— BEGIN Dataset extract —
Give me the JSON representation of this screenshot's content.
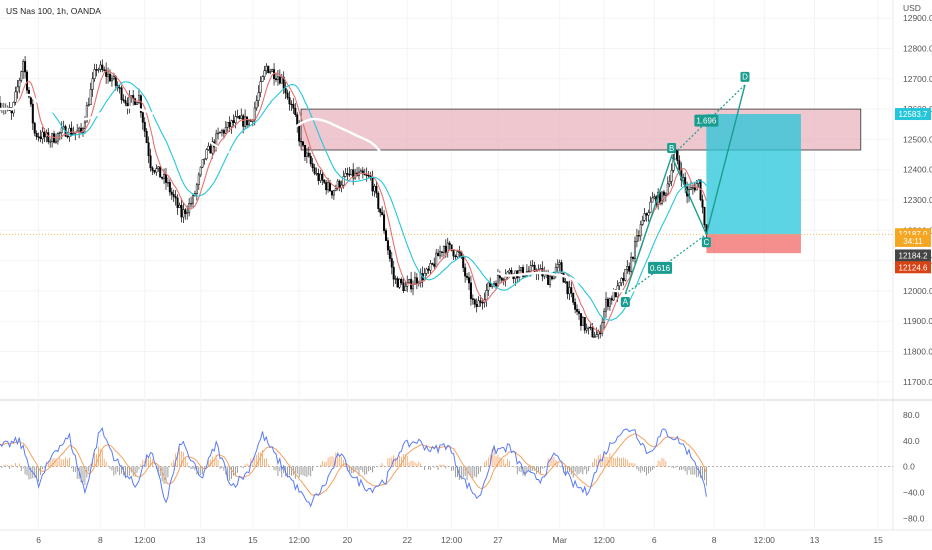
{
  "header": {
    "symbol": "US Nas 100, 1h, OANDA",
    "currency": "USD"
  },
  "chart_data": {
    "type": "candlestick",
    "price_axis": {
      "ylim": [
        11640,
        12960
      ],
      "ticks": [
        11700.0,
        11800.0,
        11900.0,
        12000.0,
        12100.0,
        12200.0,
        12300.0,
        12400.0,
        12500.0,
        12600.0,
        12700.0,
        12800.0,
        12900.0
      ]
    },
    "x_axis": {
      "ticks": [
        {
          "label": "6",
          "i": 20
        },
        {
          "label": "8",
          "i": 52
        },
        {
          "label": "12:00",
          "i": 75
        },
        {
          "label": "13",
          "i": 104
        },
        {
          "label": "15",
          "i": 131
        },
        {
          "label": "12:00",
          "i": 155
        },
        {
          "label": "20",
          "i": 180
        },
        {
          "label": "22",
          "i": 211
        },
        {
          "label": "12:00",
          "i": 234
        },
        {
          "label": "27",
          "i": 258
        },
        {
          "label": "Mar",
          "i": 290
        },
        {
          "label": "12:00",
          "i": 313
        },
        {
          "label": "6",
          "i": 339
        },
        {
          "label": "8",
          "i": 370
        },
        {
          "label": "12:00",
          "i": 396
        },
        {
          "label": "13",
          "i": 422
        },
        {
          "label": "15",
          "i": 455
        }
      ]
    },
    "price_path": [
      [
        0,
        12620
      ],
      [
        6,
        12580
      ],
      [
        12,
        12760
      ],
      [
        18,
        12520
      ],
      [
        26,
        12500
      ],
      [
        34,
        12530
      ],
      [
        42,
        12520
      ],
      [
        50,
        12740
      ],
      [
        58,
        12700
      ],
      [
        66,
        12620
      ],
      [
        72,
        12640
      ],
      [
        78,
        12420
      ],
      [
        86,
        12360
      ],
      [
        94,
        12250
      ],
      [
        100,
        12300
      ],
      [
        106,
        12440
      ],
      [
        114,
        12520
      ],
      [
        122,
        12560
      ],
      [
        130,
        12560
      ],
      [
        138,
        12740
      ],
      [
        146,
        12700
      ],
      [
        152,
        12590
      ],
      [
        156,
        12480
      ],
      [
        164,
        12380
      ],
      [
        172,
        12330
      ],
      [
        180,
        12380
      ],
      [
        186,
        12380
      ],
      [
        192,
        12370
      ],
      [
        198,
        12240
      ],
      [
        204,
        12040
      ],
      [
        210,
        12010
      ],
      [
        216,
        12040
      ],
      [
        222,
        12060
      ],
      [
        230,
        12150
      ],
      [
        238,
        12120
      ],
      [
        246,
        11940
      ],
      [
        254,
        12020
      ],
      [
        262,
        12060
      ],
      [
        270,
        12060
      ],
      [
        278,
        12070
      ],
      [
        284,
        12040
      ],
      [
        290,
        12080
      ],
      [
        298,
        11940
      ],
      [
        304,
        11870
      ],
      [
        310,
        11850
      ],
      [
        314,
        11960
      ],
      [
        320,
        12000
      ],
      [
        326,
        12080
      ],
      [
        332,
        12210
      ],
      [
        338,
        12300
      ],
      [
        344,
        12310
      ],
      [
        350,
        12450
      ],
      [
        356,
        12320
      ],
      [
        362,
        12360
      ],
      [
        366,
        12187
      ]
    ],
    "last_price": 12187.0,
    "moving_averages": [
      {
        "color": "#e57373",
        "period": 8
      },
      {
        "color": "#26c6da",
        "period": 20
      },
      {
        "color": "#ffffff",
        "period": 60
      }
    ],
    "zones": [
      {
        "kind": "supply",
        "from_i": 156,
        "to_i": 446,
        "top": 12600,
        "bottom": 12465,
        "color": "#e8b4bf"
      }
    ],
    "position": {
      "from_i": 366,
      "to_i": 415,
      "entry": 12187.0,
      "target": 12583.7,
      "stop": 12124.6,
      "profit_color": "#26c6da",
      "loss_color": "#ef5350"
    },
    "pattern": {
      "points": [
        {
          "label": "A",
          "i": 324,
          "price": 11990
        },
        {
          "label": "B",
          "i": 348,
          "price": 12445
        },
        {
          "label": "C",
          "i": 366,
          "price": 12187
        },
        {
          "label": "D",
          "i": 386,
          "price": 12680
        }
      ],
      "ratios": [
        {
          "label": "0.616",
          "i": 342,
          "price": 12076
        },
        {
          "label": "1.696",
          "i": 366,
          "price": 12562
        }
      ]
    },
    "price_badges": [
      {
        "label": "12583.7",
        "value": 12583.7,
        "color": "#26c6da"
      },
      {
        "label": "12187.0",
        "value": 12187.0,
        "color": "#f5a623"
      },
      {
        "label": "34:11",
        "value": 12165,
        "color": "#f5a623"
      },
      {
        "label": "12184.2",
        "value": 12117,
        "color": "#454545"
      },
      {
        "label": "12124.6",
        "value": 12078,
        "color": "#d84315"
      }
    ],
    "oscillator": {
      "ylim": [
        -95,
        100
      ],
      "ticks": [
        80.0,
        40.0,
        0.0,
        -40.0,
        -80.0
      ],
      "line1_color": "#5b7cf5",
      "line2_color": "#f4a261",
      "hist_color": "#888888",
      "path": [
        [
          0,
          30
        ],
        [
          10,
          40
        ],
        [
          20,
          -30
        ],
        [
          28,
          25
        ],
        [
          36,
          45
        ],
        [
          44,
          -40
        ],
        [
          52,
          60
        ],
        [
          60,
          10
        ],
        [
          70,
          -30
        ],
        [
          78,
          25
        ],
        [
          86,
          -55
        ],
        [
          94,
          40
        ],
        [
          104,
          -20
        ],
        [
          112,
          35
        ],
        [
          120,
          -30
        ],
        [
          128,
          -10
        ],
        [
          136,
          50
        ],
        [
          144,
          10
        ],
        [
          152,
          -25
        ],
        [
          160,
          -60
        ],
        [
          168,
          -30
        ],
        [
          176,
          20
        ],
        [
          184,
          -20
        ],
        [
          192,
          -35
        ],
        [
          200,
          -20
        ],
        [
          208,
          30
        ],
        [
          216,
          40
        ],
        [
          224,
          25
        ],
        [
          232,
          35
        ],
        [
          240,
          -20
        ],
        [
          248,
          -50
        ],
        [
          256,
          25
        ],
        [
          264,
          30
        ],
        [
          272,
          -10
        ],
        [
          280,
          -20
        ],
        [
          288,
          20
        ],
        [
          296,
          -25
        ],
        [
          304,
          -40
        ],
        [
          312,
          15
        ],
        [
          320,
          50
        ],
        [
          328,
          60
        ],
        [
          336,
          20
        ],
        [
          344,
          55
        ],
        [
          352,
          40
        ],
        [
          360,
          10
        ],
        [
          366,
          -40
        ]
      ]
    }
  }
}
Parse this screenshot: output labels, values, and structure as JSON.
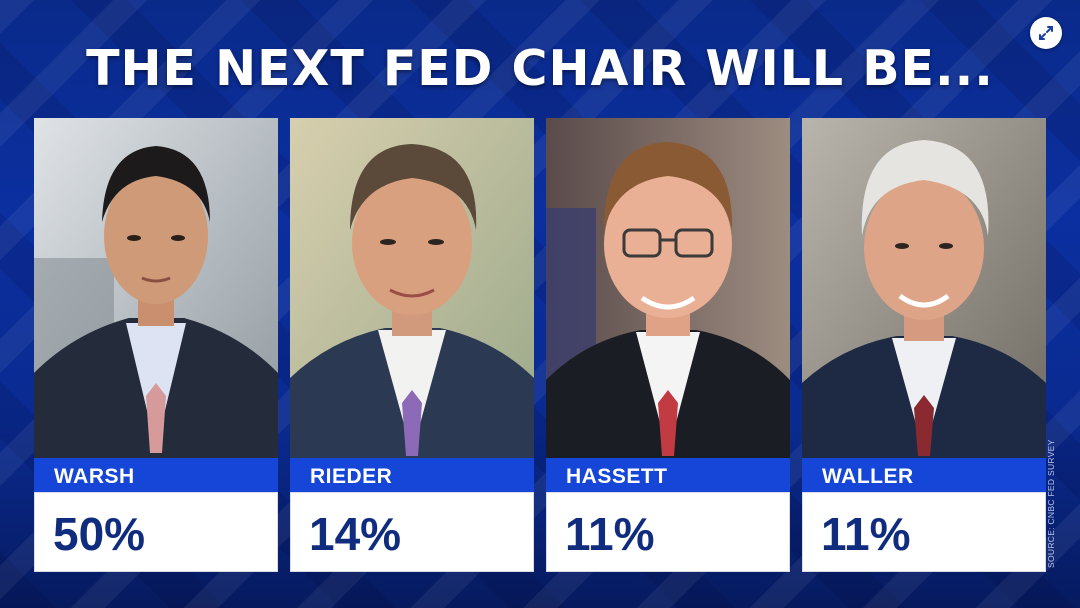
{
  "title": "THE NEXT FED CHAIR WILL BE...",
  "source": "SOURCE: CNBC FED SURVEY",
  "icons": {
    "expand": "expand-arrows-icon"
  },
  "colors": {
    "background": "#0b2fa0",
    "name_bar": "#1646d8",
    "percent_text": "#102c7e"
  },
  "chart_data": {
    "type": "table",
    "title": "THE NEXT FED CHAIR WILL BE...",
    "categories": [
      "WARSH",
      "RIEDER",
      "HASSETT",
      "WALLER"
    ],
    "values": [
      50,
      14,
      11,
      11
    ],
    "labels": [
      "50%",
      "14%",
      "11%",
      "11%"
    ]
  },
  "candidates": [
    {
      "name": "WARSH",
      "percent": "50%"
    },
    {
      "name": "RIEDER",
      "percent": "14%"
    },
    {
      "name": "HASSETT",
      "percent": "11%"
    },
    {
      "name": "WALLER",
      "percent": "11%"
    }
  ]
}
— END Dataset extract —
Written exercise: Quote the entries above word for word. Leave the images out.

Worked answer:
Give me the JSON representation of this screenshot's content.
{
  "header": {
    "symbol": "US Nas 100, 1h, OANDA",
    "currency": "USD"
  },
  "chart_data": {
    "type": "candlestick",
    "price_axis": {
      "ylim": [
        11640,
        12960
      ],
      "ticks": [
        11700.0,
        11800.0,
        11900.0,
        12000.0,
        12100.0,
        12200.0,
        12300.0,
        12400.0,
        12500.0,
        12600.0,
        12700.0,
        12800.0,
        12900.0
      ]
    },
    "x_axis": {
      "ticks": [
        {
          "label": "6",
          "i": 20
        },
        {
          "label": "8",
          "i": 52
        },
        {
          "label": "12:00",
          "i": 75
        },
        {
          "label": "13",
          "i": 104
        },
        {
          "label": "15",
          "i": 131
        },
        {
          "label": "12:00",
          "i": 155
        },
        {
          "label": "20",
          "i": 180
        },
        {
          "label": "22",
          "i": 211
        },
        {
          "label": "12:00",
          "i": 234
        },
        {
          "label": "27",
          "i": 258
        },
        {
          "label": "Mar",
          "i": 290
        },
        {
          "label": "12:00",
          "i": 313
        },
        {
          "label": "6",
          "i": 339
        },
        {
          "label": "8",
          "i": 370
        },
        {
          "label": "12:00",
          "i": 396
        },
        {
          "label": "13",
          "i": 422
        },
        {
          "label": "15",
          "i": 455
        }
      ]
    },
    "price_path": [
      [
        0,
        12620
      ],
      [
        6,
        12580
      ],
      [
        12,
        12760
      ],
      [
        18,
        12520
      ],
      [
        26,
        12500
      ],
      [
        34,
        12530
      ],
      [
        42,
        12520
      ],
      [
        50,
        12740
      ],
      [
        58,
        12700
      ],
      [
        66,
        12620
      ],
      [
        72,
        12640
      ],
      [
        78,
        12420
      ],
      [
        86,
        12360
      ],
      [
        94,
        12250
      ],
      [
        100,
        12300
      ],
      [
        106,
        12440
      ],
      [
        114,
        12520
      ],
      [
        122,
        12560
      ],
      [
        130,
        12560
      ],
      [
        138,
        12740
      ],
      [
        146,
        12700
      ],
      [
        152,
        12590
      ],
      [
        156,
        12480
      ],
      [
        164,
        12380
      ],
      [
        172,
        12330
      ],
      [
        180,
        12380
      ],
      [
        186,
        12380
      ],
      [
        192,
        12370
      ],
      [
        198,
        12240
      ],
      [
        204,
        12040
      ],
      [
        210,
        12010
      ],
      [
        216,
        12040
      ],
      [
        222,
        12060
      ],
      [
        230,
        12150
      ],
      [
        238,
        12120
      ],
      [
        246,
        11940
      ],
      [
        254,
        12020
      ],
      [
        262,
        12060
      ],
      [
        270,
        12060
      ],
      [
        278,
        12070
      ],
      [
        284,
        12040
      ],
      [
        290,
        12080
      ],
      [
        298,
        11940
      ],
      [
        304,
        11870
      ],
      [
        310,
        11850
      ],
      [
        314,
        11960
      ],
      [
        320,
        12000
      ],
      [
        326,
        12080
      ],
      [
        332,
        12210
      ],
      [
        338,
        12300
      ],
      [
        344,
        12310
      ],
      [
        350,
        12450
      ],
      [
        356,
        12320
      ],
      [
        362,
        12360
      ],
      [
        366,
        12187
      ]
    ],
    "last_price": 12187.0,
    "moving_averages": [
      {
        "color": "#e57373",
        "period": 8
      },
      {
        "color": "#26c6da",
        "period": 20
      },
      {
        "color": "#ffffff",
        "period": 60
      }
    ],
    "zones": [
      {
        "kind": "supply",
        "from_i": 156,
        "to_i": 446,
        "top": 12600,
        "bottom": 12465,
        "color": "#e8b4bf"
      }
    ],
    "position": {
      "from_i": 366,
      "to_i": 415,
      "entry": 12187.0,
      "target": 12583.7,
      "stop": 12124.6,
      "profit_color": "#26c6da",
      "loss_color": "#ef5350"
    },
    "pattern": {
      "points": [
        {
          "label": "A",
          "i": 324,
          "price": 11990
        },
        {
          "label": "B",
          "i": 348,
          "price": 12445
        },
        {
          "label": "C",
          "i": 366,
          "price": 12187
        },
        {
          "label": "D",
          "i": 386,
          "price": 12680
        }
      ],
      "ratios": [
        {
          "label": "0.616",
          "i": 342,
          "price": 12076
        },
        {
          "label": "1.696",
          "i": 366,
          "price": 12562
        }
      ]
    },
    "price_badges": [
      {
        "label": "12583.7",
        "value": 12583.7,
        "color": "#26c6da"
      },
      {
        "label": "12187.0",
        "value": 12187.0,
        "color": "#f5a623"
      },
      {
        "label": "34:11",
        "value": 12165,
        "color": "#f5a623"
      },
      {
        "label": "12184.2",
        "value": 12117,
        "color": "#454545"
      },
      {
        "label": "12124.6",
        "value": 12078,
        "color": "#d84315"
      }
    ],
    "oscillator": {
      "ylim": [
        -95,
        100
      ],
      "ticks": [
        80.0,
        40.0,
        0.0,
        -40.0,
        -80.0
      ],
      "line1_color": "#5b7cf5",
      "line2_color": "#f4a261",
      "hist_color": "#888888",
      "path": [
        [
          0,
          30
        ],
        [
          10,
          40
        ],
        [
          20,
          -30
        ],
        [
          28,
          25
        ],
        [
          36,
          45
        ],
        [
          44,
          -40
        ],
        [
          52,
          60
        ],
        [
          60,
          10
        ],
        [
          70,
          -30
        ],
        [
          78,
          25
        ],
        [
          86,
          -55
        ],
        [
          94,
          40
        ],
        [
          104,
          -20
        ],
        [
          112,
          35
        ],
        [
          120,
          -30
        ],
        [
          128,
          -10
        ],
        [
          136,
          50
        ],
        [
          144,
          10
        ],
        [
          152,
          -25
        ],
        [
          160,
          -60
        ],
        [
          168,
          -30
        ],
        [
          176,
          20
        ],
        [
          184,
          -20
        ],
        [
          192,
          -35
        ],
        [
          200,
          -20
        ],
        [
          208,
          30
        ],
        [
          216,
          40
        ],
        [
          224,
          25
        ],
        [
          232,
          35
        ],
        [
          240,
          -20
        ],
        [
          248,
          -50
        ],
        [
          256,
          25
        ],
        [
          264,
          30
        ],
        [
          272,
          -10
        ],
        [
          280,
          -20
        ],
        [
          288,
          20
        ],
        [
          296,
          -25
        ],
        [
          304,
          -40
        ],
        [
          312,
          15
        ],
        [
          320,
          50
        ],
        [
          328,
          60
        ],
        [
          336,
          20
        ],
        [
          344,
          55
        ],
        [
          352,
          40
        ],
        [
          360,
          10
        ],
        [
          366,
          -40
        ]
      ]
    }
  }
}
Parse this screenshot: output labels, values, and structure as JSON.
{
  "title": "THE NEXT FED CHAIR WILL BE...",
  "source": "SOURCE: CNBC FED SURVEY",
  "icons": {
    "expand": "expand-arrows-icon"
  },
  "colors": {
    "background": "#0b2fa0",
    "name_bar": "#1646d8",
    "percent_text": "#102c7e"
  },
  "chart_data": {
    "type": "table",
    "title": "THE NEXT FED CHAIR WILL BE...",
    "categories": [
      "WARSH",
      "RIEDER",
      "HASSETT",
      "WALLER"
    ],
    "values": [
      50,
      14,
      11,
      11
    ],
    "labels": [
      "50%",
      "14%",
      "11%",
      "11%"
    ]
  },
  "candidates": [
    {
      "name": "WARSH",
      "percent": "50%"
    },
    {
      "name": "RIEDER",
      "percent": "14%"
    },
    {
      "name": "HASSETT",
      "percent": "11%"
    },
    {
      "name": "WALLER",
      "percent": "11%"
    }
  ]
}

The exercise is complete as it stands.